[RAW DATA]
-*-

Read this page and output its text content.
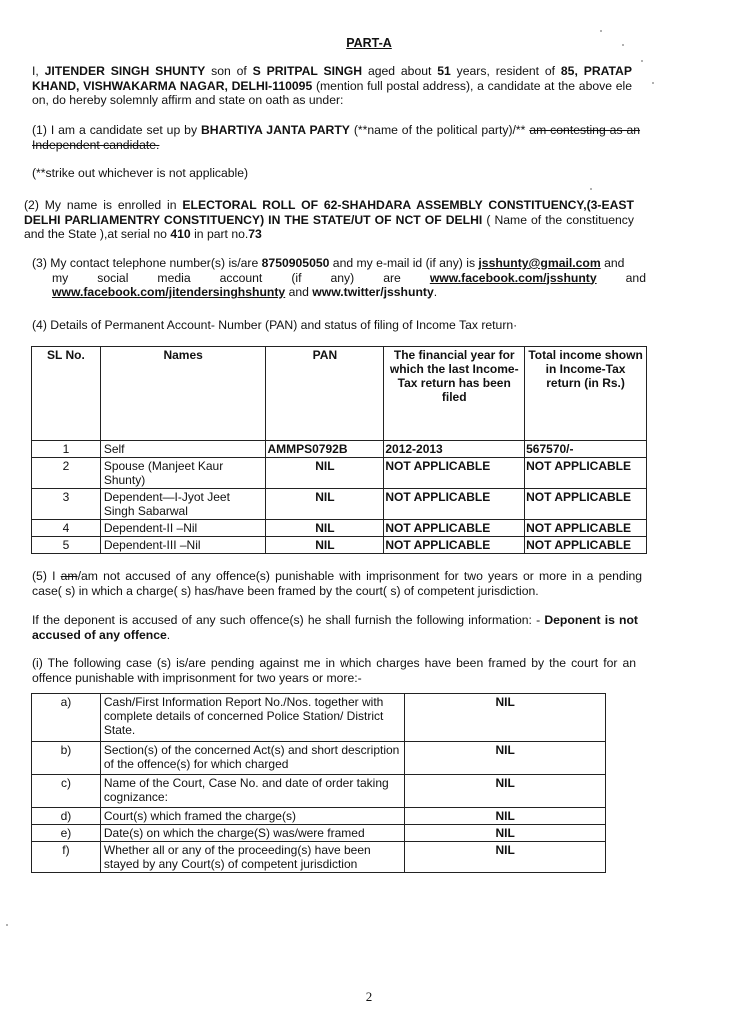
PART-A
I, JITENDER SINGH SHUNTY son of S PRITPAL SINGH aged about 51 years, resident of 85, PRATAP KHAND, VISHWAKARMA NAGAR, DELHI-110095 (mention full postal address), a candidate at the above ele on, do hereby solemnly affirm and state on oath as under:
(1) I am a candidate set up by BHARTIYA JANTA PARTY (**name of the political party)/** am contesting as an Independent candidate.
(**strike out whichever is not applicable)
(2) My name is enrolled in ELECTORAL ROLL OF 62-SHAHDARA ASSEMBLY CONSTITUENCY,(3-EAST DELHI PARLIAMENTRY CONSTITUENCY) IN THE STATE/UT OF NCT OF DELHI ( Name of the constituency and the State ),at serial no 410 in part no.73
(3) My contact telephone number(s) is/are 8750905050 and my e-mail id (if any) is jsshunty@gmail.com and
my social media account (if any) are www.facebook.com/jsshunty and
www.facebook.com/jitendersinghshunty and www.twitter/jsshunty.
(4) Details of Permanent Account- Number (PAN) and status of filing of Income Tax return·
SL No.	Names	PAN	The financial year for which the last Income- Tax return has been filed	Total income shown in Income-Tax return (in Rs.)
1	Self	AMMPS0792B	2012-2013	567570/-
2	Spouse (Manjeet Kaur Shunty)	NIL	NOT APPLICABLE	NOT APPLICABLE
3	Dependent—I-Jyot Jeet Singh Sabarwal	NIL	NOT APPLICABLE	NOT APPLICABLE
4	Dependent-II –Nil	NIL	NOT APPLICABLE	NOT APPLICABLE
5	Dependent-III –Nil	NIL	NOT APPLICABLE	NOT APPLICABLE
(5) I am/am not accused of any offence(s) punishable with imprisonment for two years or more in a pending case( s) in which a charge( s) has/have been framed by the court( s) of competent jurisdiction.
If the deponent is accused of any such offence(s) he shall furnish the following information: - Deponent is not accused of any offence.
(i) The following case (s) is/are pending against me in which charges have been framed by the court for an offence punishable with imprisonment for two years or more:-
a)	Cash/First Information Report No./Nos. together with complete details of concerned Police Station/ District State.	NIL
b)	Section(s) of the concerned Act(s) and short description of the offence(s) for which charged	NIL
c)	Name of the Court, Case No. and date of order taking cognizance:	NIL
d)	Court(s) which framed the charge(s)	NIL
e)	Date(s) on which the charge(S) was/were framed	NIL
f)	Whether all or any of the proceeding(s) have been stayed by any Court(s) of competent jurisdiction	NIL
2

-*-

[WORK TO COMPLETE] All of the data needs repeating exactly, but the pictures do not.

[WRITTEN RESPONSE]
Read this page and output its text content.
PART-A
I, JITENDER SINGH SHUNTY son of S PRITPAL SINGH aged about 51 years, resident of 85, PRATAP KHAND, VISHWAKARMA NAGAR, DELHI-110095 (mention full postal address), a candidate at the above ele on, do hereby solemnly affirm and state on oath as under:
(1) I am a candidate set up by BHARTIYA JANTA PARTY (**name of the political party)/** am contesting as an Independent candidate.
(**strike out whichever is not applicable)
(2) My name is enrolled in ELECTORAL ROLL OF 62-SHAHDARA ASSEMBLY CONSTITUENCY,(3-EAST DELHI PARLIAMENTRY CONSTITUENCY) IN THE STATE/UT OF NCT OF DELHI ( Name of the constituency and the State ),at serial no 410 in part no.73
(3) My contact telephone number(s) is/are 8750905050 and my e-mail id (if any) is jsshunty@gmail.com and
my social media account (if any) are www.facebook.com/jsshunty and
www.facebook.com/jitendersinghshunty and www.twitter/jsshunty.
(4) Details of Permanent Account- Number (PAN) and status of filing of Income Tax return·
SL No.	Names	PAN	The financial year for which the last Income- Tax return has been filed	Total income shown in Income-Tax return (in Rs.)
1	Self	AMMPS0792B	2012-2013	567570/-
2	Spouse (Manjeet Kaur Shunty)	NIL	NOT APPLICABLE	NOT APPLICABLE
3	Dependent—I-Jyot Jeet Singh Sabarwal	NIL	NOT APPLICABLE	NOT APPLICABLE
4	Dependent-II –Nil	NIL	NOT APPLICABLE	NOT APPLICABLE
5	Dependent-III –Nil	NIL	NOT APPLICABLE	NOT APPLICABLE
(5) I am/am not accused of any offence(s) punishable with imprisonment for two years or more in a pending case( s) in which a charge( s) has/have been framed by the court( s) of competent jurisdiction.
If the deponent is accused of any such offence(s) he shall furnish the following information: - Deponent is not accused of any offence.
(i) The following case (s) is/are pending against me in which charges have been framed by the court for an offence punishable with imprisonment for two years or more:-
a)	Cash/First Information Report No./Nos. together with complete details of concerned Police Station/ District State.	NIL
b)	Section(s) of the concerned Act(s) and short description of the offence(s) for which charged	NIL
c)	Name of the Court, Case No. and date of order taking cognizance:	NIL
d)	Court(s) which framed the charge(s)	NIL
e)	Date(s) on which the charge(S) was/were framed	NIL
f)	Whether all or any of the proceeding(s) have been stayed by any Court(s) of competent jurisdiction	NIL
2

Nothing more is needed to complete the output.